(Extracted records)
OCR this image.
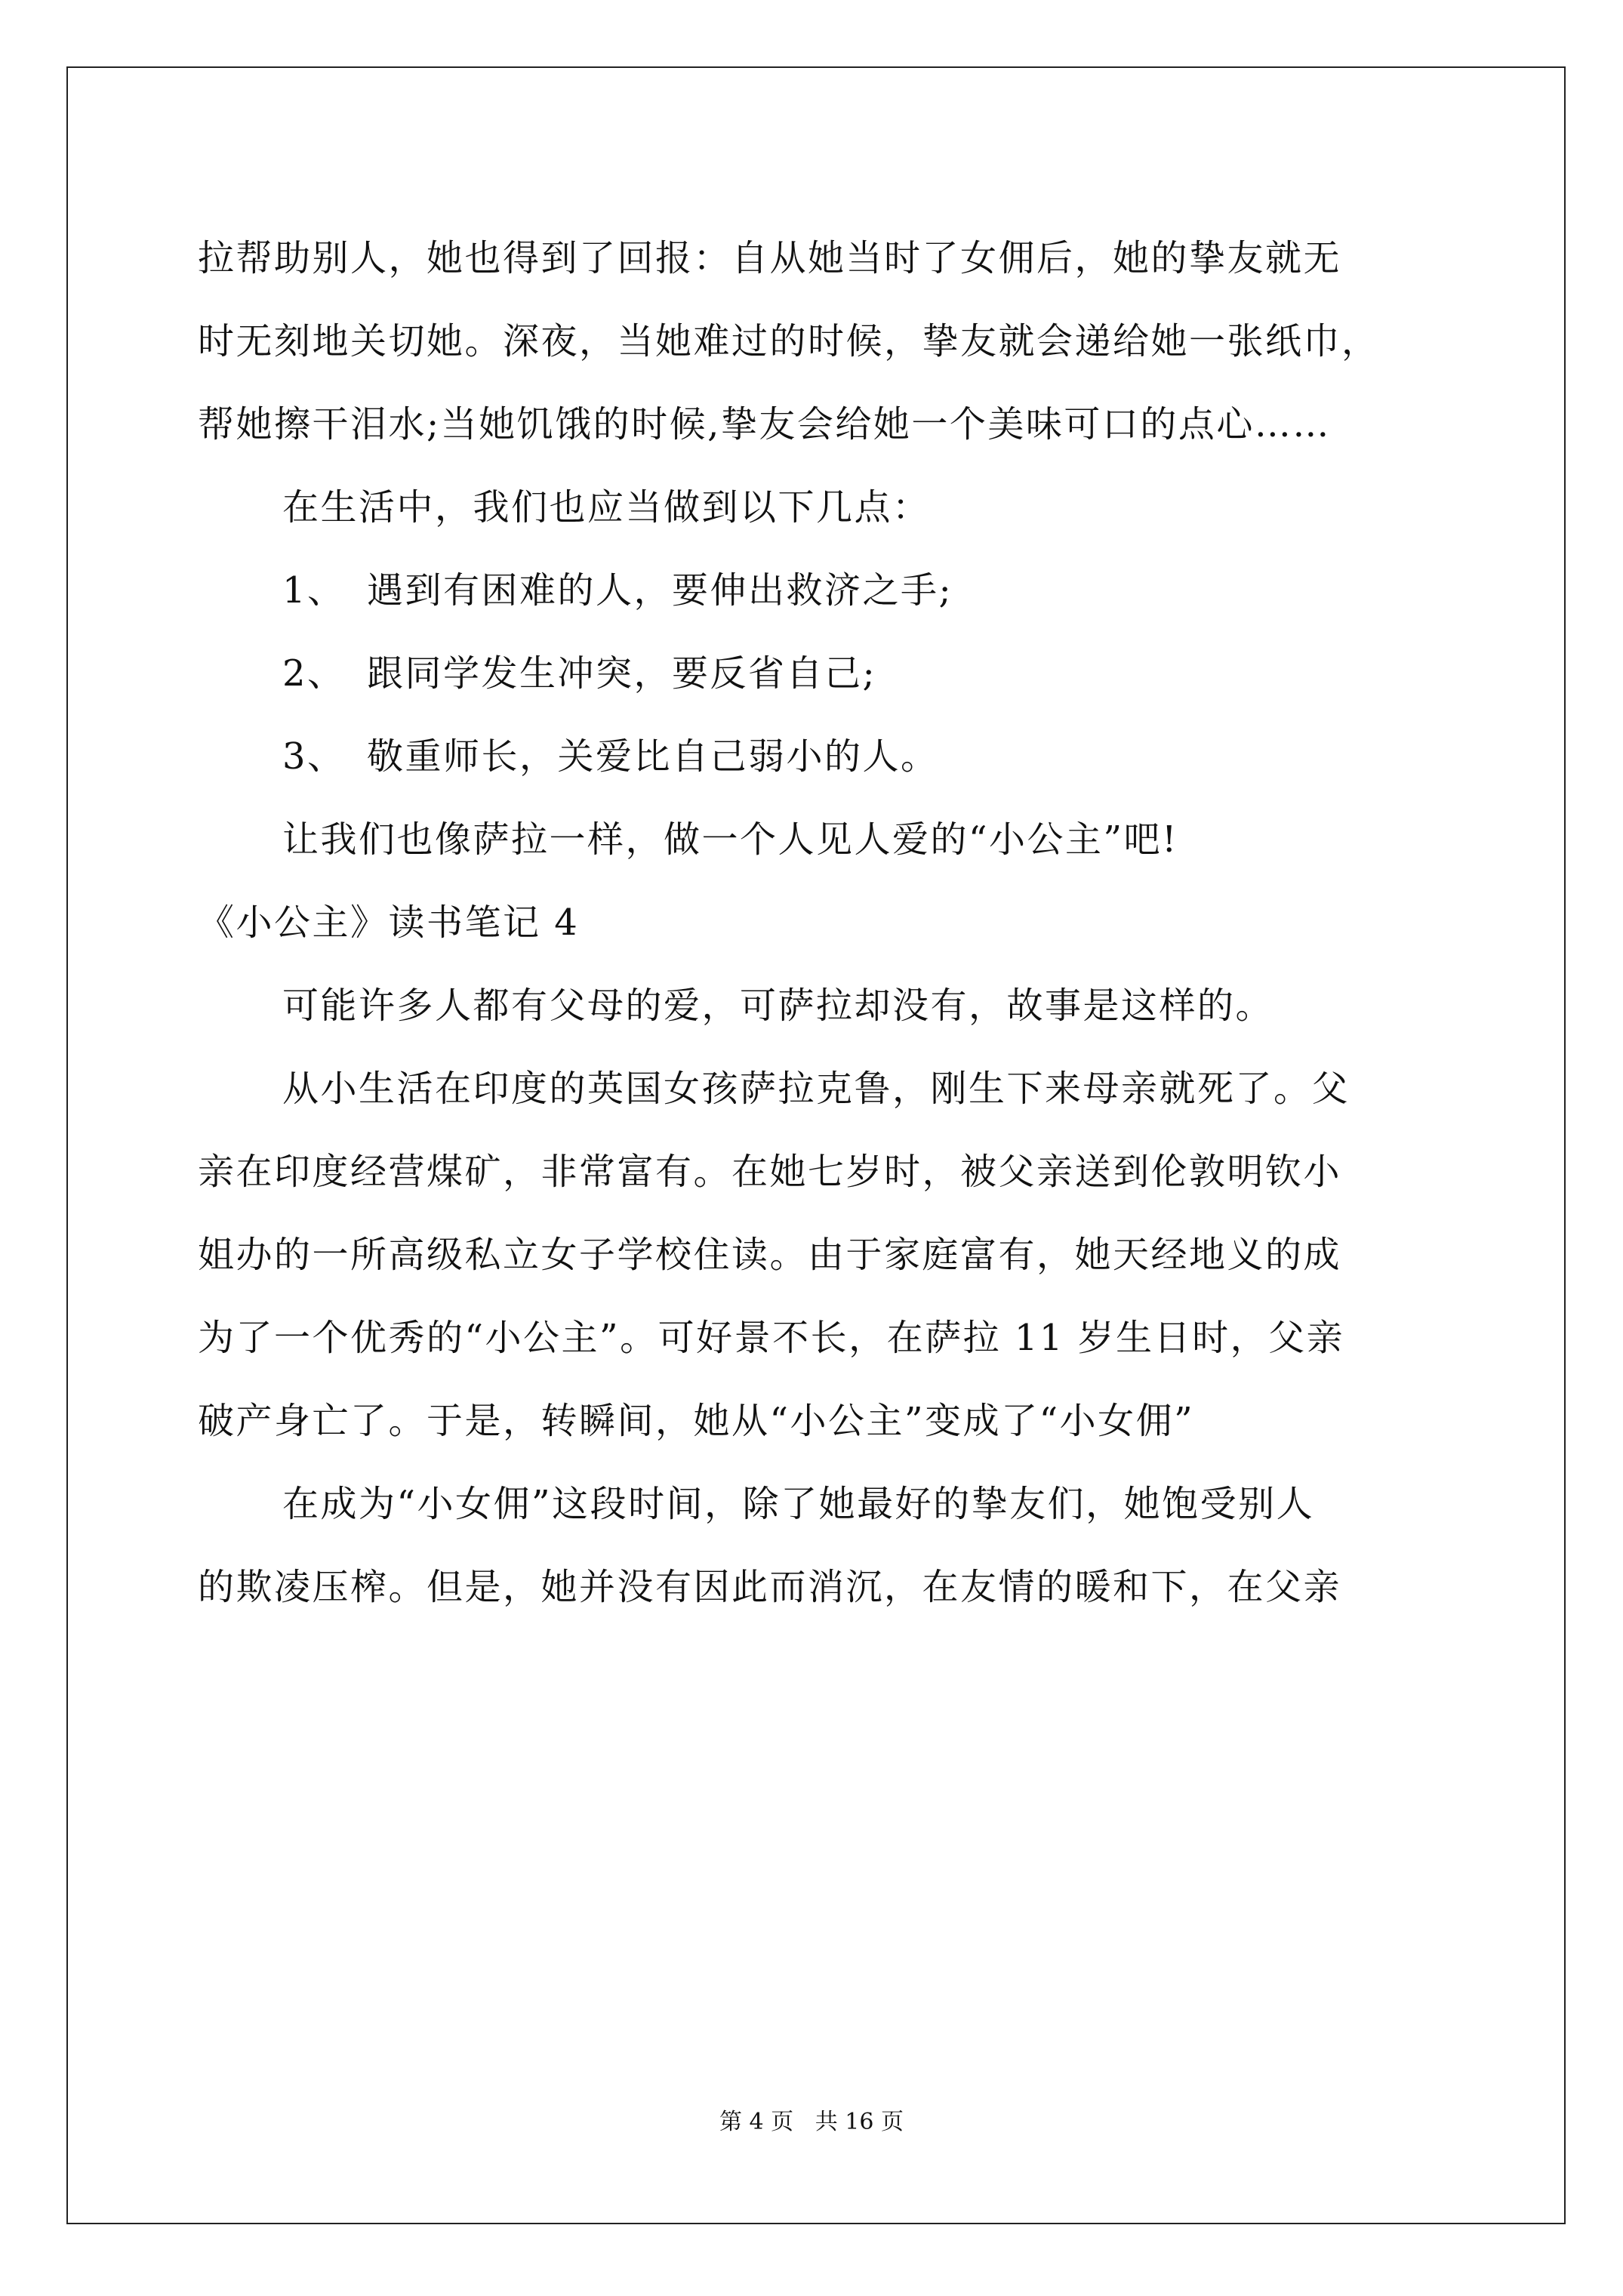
拉帮助别人，她也得到了回报：自从她当时了女佣后，她的挚友就无
时无刻地关切她。深夜，当她难过的时候，挚友就会递给她一张纸巾，
帮她擦干泪水;当她饥饿的时候,挚友会给她一个美味可口的点心……
在生活中，我们也应当做到以下几点：
1、 遇到有困难的人，要伸出救济之手;
2、 跟同学发生冲突，要反省自己;
3、 敬重师长，关爱比自己弱小的人。
让我们也像萨拉一样，做一个人见人爱的“小公主”吧!
《小公主》读书笔记 4
可能许多人都有父母的爱，可萨拉却没有，故事是这样的。
从小生活在印度的英国女孩萨拉克鲁，刚生下来母亲就死了。父
亲在印度经营煤矿，非常富有。在她七岁时，被父亲送到伦敦明钦小
姐办的一所高级私立女子学校住读。由于家庭富有，她天经地义的成
为了一个优秀的“小公主”。可好景不长，在萨拉 11 岁生日时，父亲
破产身亡了。于是，转瞬间，她从“小公主”变成了“小女佣”
在成为“小女佣”这段时间，除了她最好的挚友们，她饱受别人
的欺凌压榨。但是，她并没有因此而消沉，在友情的暖和下，在父亲
第 4 页   共 16 页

Objective: Without the pictures, restate all the entries above exactly.

Output below:
OCR this image.
拉帮助别人，她也得到了回报：自从她当时了女佣后，她的挚友就无
时无刻地关切她。深夜，当她难过的时候，挚友就会递给她一张纸巾，
帮她擦干泪水;当她饥饿的时候,挚友会给她一个美味可口的点心……
在生活中，我们也应当做到以下几点：
1、 遇到有困难的人，要伸出救济之手;
2、 跟同学发生冲突，要反省自己;
3、 敬重师长，关爱比自己弱小的人。
让我们也像萨拉一样，做一个人见人爱的“小公主”吧!
《小公主》读书笔记 4
可能许多人都有父母的爱，可萨拉却没有，故事是这样的。
从小生活在印度的英国女孩萨拉克鲁，刚生下来母亲就死了。父
亲在印度经营煤矿，非常富有。在她七岁时，被父亲送到伦敦明钦小
姐办的一所高级私立女子学校住读。由于家庭富有，她天经地义的成
为了一个优秀的“小公主”。可好景不长，在萨拉 11 岁生日时，父亲
破产身亡了。于是，转瞬间，她从“小公主”变成了“小女佣”
在成为“小女佣”这段时间，除了她最好的挚友们，她饱受别人
的欺凌压榨。但是，她并没有因此而消沉，在友情的暖和下，在父亲
第 4 页   共 16 页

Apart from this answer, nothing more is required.